Retype the whole listing verbatim and keep the pictures out of it.

Data to process:
• • •
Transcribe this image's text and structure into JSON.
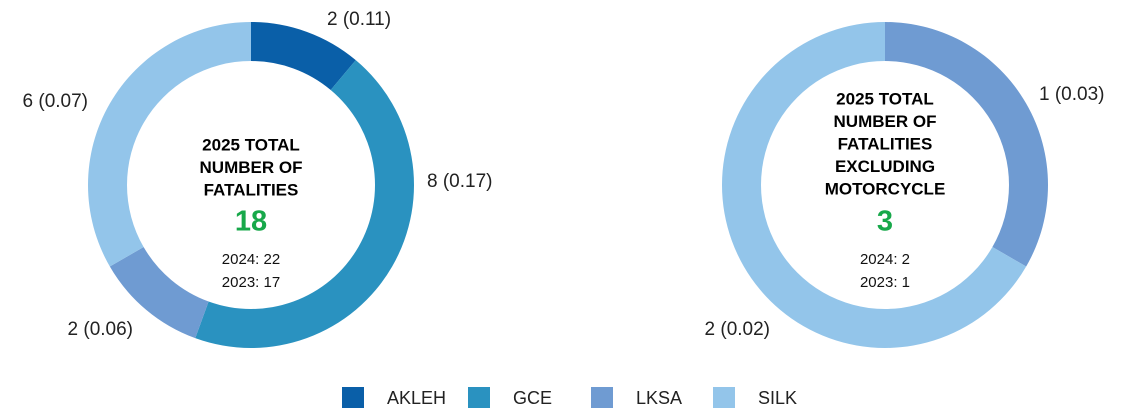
{
  "legend": {
    "items": [
      {
        "name": "AKLEH",
        "color": "#0a5fa8"
      },
      {
        "name": "GCE",
        "color": "#2a92c0"
      },
      {
        "name": "LKSA",
        "color": "#6f9bd2"
      },
      {
        "name": "SILK",
        "color": "#93c5ea"
      }
    ]
  },
  "chart_data": [
    {
      "type": "pie",
      "title": [
        "2025 TOTAL",
        "NUMBER OF",
        "FATALITIES"
      ],
      "total": "18",
      "prior": [
        "2024: 22",
        "2023: 17"
      ],
      "values": [
        2,
        8,
        2,
        6
      ],
      "value_labels": [
        "2 (0.11)",
        "8 (0.17)",
        "2 (0.06)",
        "6 (0.07)"
      ]
    },
    {
      "type": "pie",
      "title": [
        "2025 TOTAL",
        "NUMBER OF",
        "FATALITIES",
        "EXCLUDING",
        "MOTORCYCLE"
      ],
      "total": "3",
      "prior": [
        "2024: 2",
        "2023: 1"
      ],
      "values": [
        null,
        null,
        1,
        2
      ],
      "value_labels": [
        null,
        null,
        "1 (0.03)",
        "2 (0.02)"
      ]
    }
  ]
}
• • •
Correct output:
Transcribe this image's text and structure into JSON.
{
  "legend": {
    "items": [
      {
        "name": "AKLEH",
        "color": "#0a5fa8"
      },
      {
        "name": "GCE",
        "color": "#2a92c0"
      },
      {
        "name": "LKSA",
        "color": "#6f9bd2"
      },
      {
        "name": "SILK",
        "color": "#93c5ea"
      }
    ]
  },
  "chart_data": [
    {
      "type": "pie",
      "title": [
        "2025 TOTAL",
        "NUMBER OF",
        "FATALITIES"
      ],
      "total": "18",
      "prior": [
        "2024: 22",
        "2023: 17"
      ],
      "values": [
        2,
        8,
        2,
        6
      ],
      "value_labels": [
        "2 (0.11)",
        "8 (0.17)",
        "2 (0.06)",
        "6 (0.07)"
      ]
    },
    {
      "type": "pie",
      "title": [
        "2025 TOTAL",
        "NUMBER OF",
        "FATALITIES",
        "EXCLUDING",
        "MOTORCYCLE"
      ],
      "total": "3",
      "prior": [
        "2024: 2",
        "2023: 1"
      ],
      "values": [
        null,
        null,
        1,
        2
      ],
      "value_labels": [
        null,
        null,
        "1 (0.03)",
        "2 (0.02)"
      ]
    }
  ]
}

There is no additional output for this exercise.